* _To be done_
Could you output each line of the data that follows exactly?

* _Supplied material_
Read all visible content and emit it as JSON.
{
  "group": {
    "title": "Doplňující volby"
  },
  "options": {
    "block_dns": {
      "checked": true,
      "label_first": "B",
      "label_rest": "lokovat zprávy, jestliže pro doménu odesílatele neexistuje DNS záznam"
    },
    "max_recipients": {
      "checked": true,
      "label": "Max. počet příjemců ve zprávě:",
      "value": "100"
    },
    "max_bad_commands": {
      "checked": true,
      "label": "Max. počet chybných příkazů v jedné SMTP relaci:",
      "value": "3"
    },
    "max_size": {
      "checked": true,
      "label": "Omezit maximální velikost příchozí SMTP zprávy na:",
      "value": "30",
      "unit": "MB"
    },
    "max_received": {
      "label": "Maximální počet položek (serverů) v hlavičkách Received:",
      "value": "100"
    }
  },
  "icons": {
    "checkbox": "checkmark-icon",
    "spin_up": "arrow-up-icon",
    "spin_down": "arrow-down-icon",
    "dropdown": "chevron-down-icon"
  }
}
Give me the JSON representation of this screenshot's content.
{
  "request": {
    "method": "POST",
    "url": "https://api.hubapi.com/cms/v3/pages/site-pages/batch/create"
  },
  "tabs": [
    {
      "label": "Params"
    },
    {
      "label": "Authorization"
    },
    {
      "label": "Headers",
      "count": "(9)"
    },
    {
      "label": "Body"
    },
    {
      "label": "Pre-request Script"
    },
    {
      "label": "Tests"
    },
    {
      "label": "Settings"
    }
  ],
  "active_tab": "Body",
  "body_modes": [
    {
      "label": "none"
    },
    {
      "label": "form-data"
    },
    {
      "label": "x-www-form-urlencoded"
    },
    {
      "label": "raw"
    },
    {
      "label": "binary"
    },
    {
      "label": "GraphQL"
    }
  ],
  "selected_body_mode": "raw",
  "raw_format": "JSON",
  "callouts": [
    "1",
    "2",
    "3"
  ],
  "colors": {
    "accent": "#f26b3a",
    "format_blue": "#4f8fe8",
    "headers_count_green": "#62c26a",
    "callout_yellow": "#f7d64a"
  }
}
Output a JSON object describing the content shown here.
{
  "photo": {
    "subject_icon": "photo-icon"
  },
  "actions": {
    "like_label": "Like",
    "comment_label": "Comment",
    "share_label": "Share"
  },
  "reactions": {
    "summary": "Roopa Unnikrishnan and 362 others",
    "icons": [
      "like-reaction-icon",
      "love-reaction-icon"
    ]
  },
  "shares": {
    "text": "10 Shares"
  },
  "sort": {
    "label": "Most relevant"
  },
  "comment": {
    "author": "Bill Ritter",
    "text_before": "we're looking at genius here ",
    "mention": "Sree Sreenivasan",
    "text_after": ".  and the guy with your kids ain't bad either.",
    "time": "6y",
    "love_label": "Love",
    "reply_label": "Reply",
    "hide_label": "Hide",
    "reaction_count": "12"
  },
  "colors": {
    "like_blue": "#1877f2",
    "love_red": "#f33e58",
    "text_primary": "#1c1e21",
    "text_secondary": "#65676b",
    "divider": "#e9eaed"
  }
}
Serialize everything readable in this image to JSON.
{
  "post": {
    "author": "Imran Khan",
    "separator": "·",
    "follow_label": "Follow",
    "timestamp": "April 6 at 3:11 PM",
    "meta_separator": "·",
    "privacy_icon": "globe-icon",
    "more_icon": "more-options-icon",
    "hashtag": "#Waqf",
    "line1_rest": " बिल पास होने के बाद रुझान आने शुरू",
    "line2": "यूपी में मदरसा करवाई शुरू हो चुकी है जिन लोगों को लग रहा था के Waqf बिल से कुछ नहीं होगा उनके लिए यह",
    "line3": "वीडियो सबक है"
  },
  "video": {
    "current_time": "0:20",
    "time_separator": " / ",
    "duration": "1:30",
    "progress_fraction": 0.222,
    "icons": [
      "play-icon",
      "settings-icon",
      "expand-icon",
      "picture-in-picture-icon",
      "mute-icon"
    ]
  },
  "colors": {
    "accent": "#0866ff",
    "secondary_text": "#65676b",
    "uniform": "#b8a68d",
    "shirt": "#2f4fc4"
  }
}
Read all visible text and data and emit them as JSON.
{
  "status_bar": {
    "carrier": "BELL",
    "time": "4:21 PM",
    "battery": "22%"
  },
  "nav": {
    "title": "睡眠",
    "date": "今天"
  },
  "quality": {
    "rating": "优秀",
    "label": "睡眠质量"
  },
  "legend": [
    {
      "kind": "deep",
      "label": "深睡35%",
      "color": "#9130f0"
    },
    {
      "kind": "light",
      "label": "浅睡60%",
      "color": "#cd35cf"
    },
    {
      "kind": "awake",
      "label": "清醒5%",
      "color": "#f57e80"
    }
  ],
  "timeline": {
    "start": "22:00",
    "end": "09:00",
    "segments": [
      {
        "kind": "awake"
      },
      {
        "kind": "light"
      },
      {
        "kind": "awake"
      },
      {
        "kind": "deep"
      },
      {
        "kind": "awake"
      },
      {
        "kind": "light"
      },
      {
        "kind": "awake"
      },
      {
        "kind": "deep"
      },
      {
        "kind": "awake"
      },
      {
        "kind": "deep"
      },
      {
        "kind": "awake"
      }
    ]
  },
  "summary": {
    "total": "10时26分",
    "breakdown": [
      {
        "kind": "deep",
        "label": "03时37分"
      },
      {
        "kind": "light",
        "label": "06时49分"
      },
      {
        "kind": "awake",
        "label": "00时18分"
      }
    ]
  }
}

* _Solution below_
Read all visible content and emit it as JSON.
{
  "group": {
    "title": "Doplňující volby"
  },
  "options": {
    "block_dns": {
      "checked": true,
      "label_first": "B",
      "label_rest": "lokovat zprávy, jestliže pro doménu odesílatele neexistuje DNS záznam"
    },
    "max_recipients": {
      "checked": true,
      "label": "Max. počet příjemců ve zprávě:",
      "value": "100"
    },
    "max_bad_commands": {
      "checked": true,
      "label": "Max. počet chybných příkazů v jedné SMTP relaci:",
      "value": "3"
    },
    "max_size": {
      "checked": true,
      "label": "Omezit maximální velikost příchozí SMTP zprávy na:",
      "value": "30",
      "unit": "MB"
    },
    "max_received": {
      "label": "Maximální počet položek (serverů) v hlavičkách Received:",
      "value": "100"
    }
  },
  "icons": {
    "checkbox": "checkmark-icon",
    "spin_up": "arrow-up-icon",
    "spin_down": "arrow-down-icon",
    "dropdown": "chevron-down-icon"
  }
}
Give me the JSON representation of this screenshot's content.
{
  "request": {
    "method": "POST",
    "url": "https://api.hubapi.com/cms/v3/pages/site-pages/batch/create"
  },
  "tabs": [
    {
      "label": "Params"
    },
    {
      "label": "Authorization"
    },
    {
      "label": "Headers",
      "count": "(9)"
    },
    {
      "label": "Body"
    },
    {
      "label": "Pre-request Script"
    },
    {
      "label": "Tests"
    },
    {
      "label": "Settings"
    }
  ],
  "active_tab": "Body",
  "body_modes": [
    {
      "label": "none"
    },
    {
      "label": "form-data"
    },
    {
      "label": "x-www-form-urlencoded"
    },
    {
      "label": "raw"
    },
    {
      "label": "binary"
    },
    {
      "label": "GraphQL"
    }
  ],
  "selected_body_mode": "raw",
  "raw_format": "JSON",
  "callouts": [
    "1",
    "2",
    "3"
  ],
  "colors": {
    "accent": "#f26b3a",
    "format_blue": "#4f8fe8",
    "headers_count_green": "#62c26a",
    "callout_yellow": "#f7d64a"
  }
}
Output a JSON object describing the content shown here.
{
  "photo": {
    "subject_icon": "photo-icon"
  },
  "actions": {
    "like_label": "Like",
    "comment_label": "Comment",
    "share_label": "Share"
  },
  "reactions": {
    "summary": "Roopa Unnikrishnan and 362 others",
    "icons": [
      "like-reaction-icon",
      "love-reaction-icon"
    ]
  },
  "shares": {
    "text": "10 Shares"
  },
  "sort": {
    "label": "Most relevant"
  },
  "comment": {
    "author": "Bill Ritter",
    "text_before": "we're looking at genius here ",
    "mention": "Sree Sreenivasan",
    "text_after": ".  and the guy with your kids ain't bad either.",
    "time": "6y",
    "love_label": "Love",
    "reply_label": "Reply",
    "hide_label": "Hide",
    "reaction_count": "12"
  },
  "colors": {
    "like_blue": "#1877f2",
    "love_red": "#f33e58",
    "text_primary": "#1c1e21",
    "text_secondary": "#65676b",
    "divider": "#e9eaed"
  }
}
Serialize everything readable in this image to JSON.
{
  "post": {
    "author": "Imran Khan",
    "separator": "·",
    "follow_label": "Follow",
    "timestamp": "April 6 at 3:11 PM",
    "meta_separator": "·",
    "privacy_icon": "globe-icon",
    "more_icon": "more-options-icon",
    "hashtag": "#Waqf",
    "line1_rest": " बिल पास होने के बाद रुझान आने शुरू",
    "line2": "यूपी में मदरसा करवाई शुरू हो चुकी है जिन लोगों को लग रहा था के Waqf बिल से कुछ नहीं होगा उनके लिए यह",
    "line3": "वीडियो सबक है"
  },
  "video": {
    "current_time": "0:20",
    "time_separator": " / ",
    "duration": "1:30",
    "progress_fraction": 0.222,
    "icons": [
      "play-icon",
      "settings-icon",
      "expand-icon",
      "picture-in-picture-icon",
      "mute-icon"
    ]
  },
  "colors": {
    "accent": "#0866ff",
    "secondary_text": "#65676b",
    "uniform": "#b8a68d",
    "shirt": "#2f4fc4"
  }
}
Read all visible text and data and emit them as JSON.
{
  "status_bar": {
    "carrier": "BELL",
    "time": "4:21 PM",
    "battery": "22%"
  },
  "nav": {
    "title": "睡眠",
    "date": "今天"
  },
  "quality": {
    "rating": "优秀",
    "label": "睡眠质量"
  },
  "legend": [
    {
      "kind": "deep",
      "label": "深睡35%",
      "color": "#9130f0"
    },
    {
      "kind": "light",
      "label": "浅睡60%",
      "color": "#cd35cf"
    },
    {
      "kind": "awake",
      "label": "清醒5%",
      "color": "#f57e80"
    }
  ],
  "timeline": {
    "start": "22:00",
    "end": "09:00",
    "segments": [
      {
        "kind": "awake"
      },
      {
        "kind": "light"
      },
      {
        "kind": "awake"
      },
      {
        "kind": "deep"
      },
      {
        "kind": "awake"
      },
      {
        "kind": "light"
      },
      {
        "kind": "awake"
      },
      {
        "kind": "deep"
      },
      {
        "kind": "awake"
      },
      {
        "kind": "deep"
      },
      {
        "kind": "awake"
      }
    ]
  },
  "summary": {
    "total": "10时26分",
    "breakdown": [
      {
        "kind": "deep",
        "label": "03时37分"
      },
      {
        "kind": "light",
        "label": "06时49分"
      },
      {
        "kind": "awake",
        "label": "00时18分"
      }
    ]
  }
}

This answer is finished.